WHAT IS EXPECTED: Quote the records below in full, exactly as given, with the images taken out.

________

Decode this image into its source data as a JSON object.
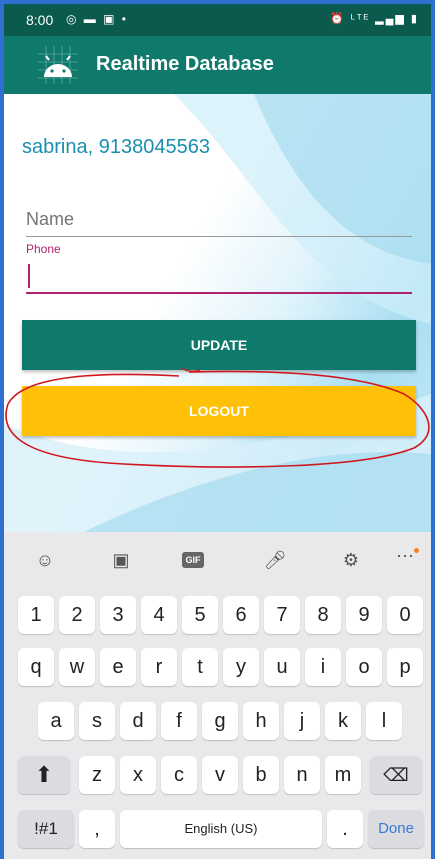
{
  "status_bar": {
    "time": "8:00"
  },
  "app_bar": {
    "title": "Realtime Database"
  },
  "user_line": "sabrina, 9138045563",
  "form": {
    "name_placeholder": "Name",
    "phone_label": "Phone",
    "update_label": "UPDATE",
    "logout_label": "LOGOUT"
  },
  "keyboard": {
    "number_row": [
      "1",
      "2",
      "3",
      "4",
      "5",
      "6",
      "7",
      "8",
      "9",
      "0"
    ],
    "row1": [
      "q",
      "w",
      "e",
      "r",
      "t",
      "y",
      "u",
      "i",
      "o",
      "p"
    ],
    "row2": [
      "a",
      "s",
      "d",
      "f",
      "g",
      "h",
      "j",
      "k",
      "l"
    ],
    "row3": [
      "z",
      "x",
      "c",
      "v",
      "b",
      "n",
      "m"
    ],
    "symbols_label": "!#1",
    "comma": ",",
    "space_label": "English (US)",
    "period": ".",
    "done_label": "Done",
    "gif_label": "GIF"
  },
  "colors": {
    "app_bar": "#0f7a6b",
    "status_bar": "#0a5a4e",
    "update_button": "#0f7a6b",
    "logout_button": "#ffc107",
    "user_text": "#1a8fb0",
    "phone_accent": "#b0236c",
    "annotation": "#d0181e"
  }
}
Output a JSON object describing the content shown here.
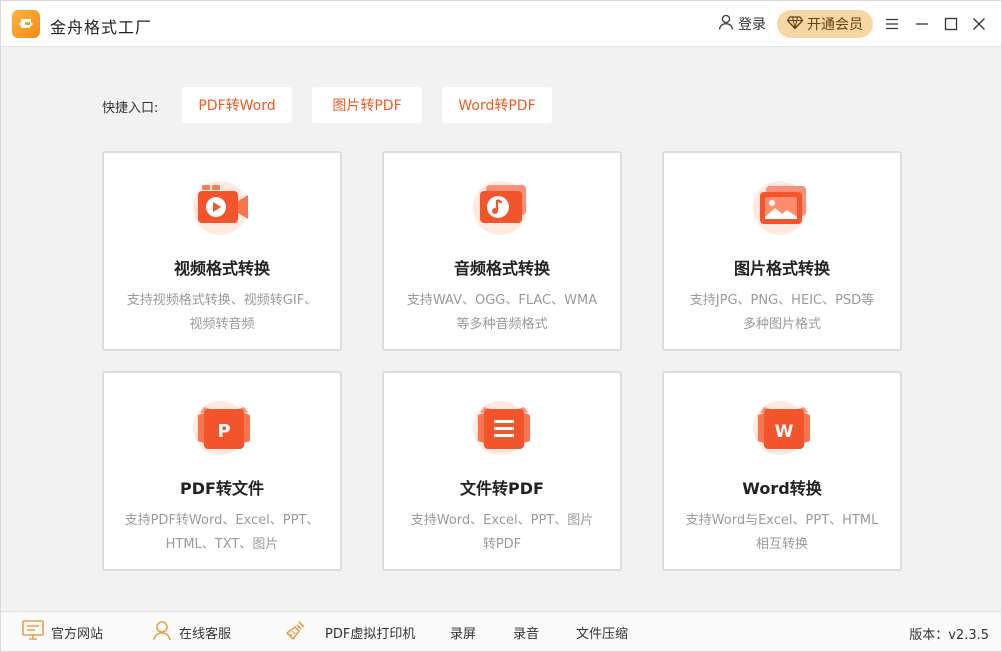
{
  "app": {
    "title": "金舟格式工厂",
    "login_label": "登录",
    "vip_label": "开通会员",
    "brand_color": "#f26b1d",
    "vip_color": "#f5d7a6"
  },
  "quick": {
    "label": "快捷入口:",
    "items": [
      "PDF转Word",
      "图片转PDF",
      "Word转PDF"
    ]
  },
  "cards": [
    {
      "title": "视频格式转换",
      "desc1": "支持视频格式转换、视频转GIF、",
      "desc2": "视频转音频",
      "icon": "video-icon"
    },
    {
      "title": "音频格式转换",
      "desc1": "支持WAV、OGG、FLAC、WMA",
      "desc2": "等多种音频格式",
      "icon": "music-icon"
    },
    {
      "title": "图片格式转换",
      "desc1": "支持JPG、PNG、HEIC、PSD等",
      "desc2": "多种图片格式",
      "icon": "image-icon"
    },
    {
      "title": "PDF转文件",
      "desc1": "支持PDF转Word、Excel、PPT、",
      "desc2": "HTML、TXT、图片",
      "icon": "ppt-file-icon"
    },
    {
      "title": "文件转PDF",
      "desc1": "支持Word、Excel、PPT、图片",
      "desc2": "转PDF",
      "icon": "document-icon"
    },
    {
      "title": "Word转换",
      "desc1": "支持Word与Excel、PPT、HTML",
      "desc2": "相互转换",
      "icon": "word-file-icon"
    }
  ],
  "footer": {
    "items": [
      "官方网站",
      "在线客服",
      "PDF虚拟打印机",
      "录屏",
      "录音",
      "文件压缩"
    ],
    "version": "版本：v2.3.5"
  }
}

________

EXERCISE RESPONSE:
Decode this image into its source data as a JSON object.
{
  "status_bar": {
    "time": "8:00"
  },
  "app_bar": {
    "title": "Realtime Database"
  },
  "user_line": "sabrina, 9138045563",
  "form": {
    "name_placeholder": "Name",
    "phone_label": "Phone",
    "update_label": "UPDATE",
    "logout_label": "LOGOUT"
  },
  "keyboard": {
    "number_row": [
      "1",
      "2",
      "3",
      "4",
      "5",
      "6",
      "7",
      "8",
      "9",
      "0"
    ],
    "row1": [
      "q",
      "w",
      "e",
      "r",
      "t",
      "y",
      "u",
      "i",
      "o",
      "p"
    ],
    "row2": [
      "a",
      "s",
      "d",
      "f",
      "g",
      "h",
      "j",
      "k",
      "l"
    ],
    "row3": [
      "z",
      "x",
      "c",
      "v",
      "b",
      "n",
      "m"
    ],
    "symbols_label": "!#1",
    "comma": ",",
    "space_label": "English (US)",
    "period": ".",
    "done_label": "Done",
    "gif_label": "GIF"
  },
  "colors": {
    "app_bar": "#0f7a6b",
    "status_bar": "#0a5a4e",
    "update_button": "#0f7a6b",
    "logout_button": "#ffc107",
    "user_text": "#1a8fb0",
    "phone_accent": "#b0236c",
    "annotation": "#d0181e"
  }
}
Output a JSON object describing the content shown here.
{
  "app": {
    "title": "金舟格式工厂",
    "login_label": "登录",
    "vip_label": "开通会员",
    "brand_color": "#f26b1d",
    "vip_color": "#f5d7a6"
  },
  "quick": {
    "label": "快捷入口:",
    "items": [
      "PDF转Word",
      "图片转PDF",
      "Word转PDF"
    ]
  },
  "cards": [
    {
      "title": "视频格式转换",
      "desc1": "支持视频格式转换、视频转GIF、",
      "desc2": "视频转音频",
      "icon": "video-icon"
    },
    {
      "title": "音频格式转换",
      "desc1": "支持WAV、OGG、FLAC、WMA",
      "desc2": "等多种音频格式",
      "icon": "music-icon"
    },
    {
      "title": "图片格式转换",
      "desc1": "支持JPG、PNG、HEIC、PSD等",
      "desc2": "多种图片格式",
      "icon": "image-icon"
    },
    {
      "title": "PDF转文件",
      "desc1": "支持PDF转Word、Excel、PPT、",
      "desc2": "HTML、TXT、图片",
      "icon": "ppt-file-icon"
    },
    {
      "title": "文件转PDF",
      "desc1": "支持Word、Excel、PPT、图片",
      "desc2": "转PDF",
      "icon": "document-icon"
    },
    {
      "title": "Word转换",
      "desc1": "支持Word与Excel、PPT、HTML",
      "desc2": "相互转换",
      "icon": "word-file-icon"
    }
  ],
  "footer": {
    "items": [
      "官方网站",
      "在线客服",
      "PDF虚拟打印机",
      "录屏",
      "录音",
      "文件压缩"
    ],
    "version": "版本：v2.3.5"
  }
}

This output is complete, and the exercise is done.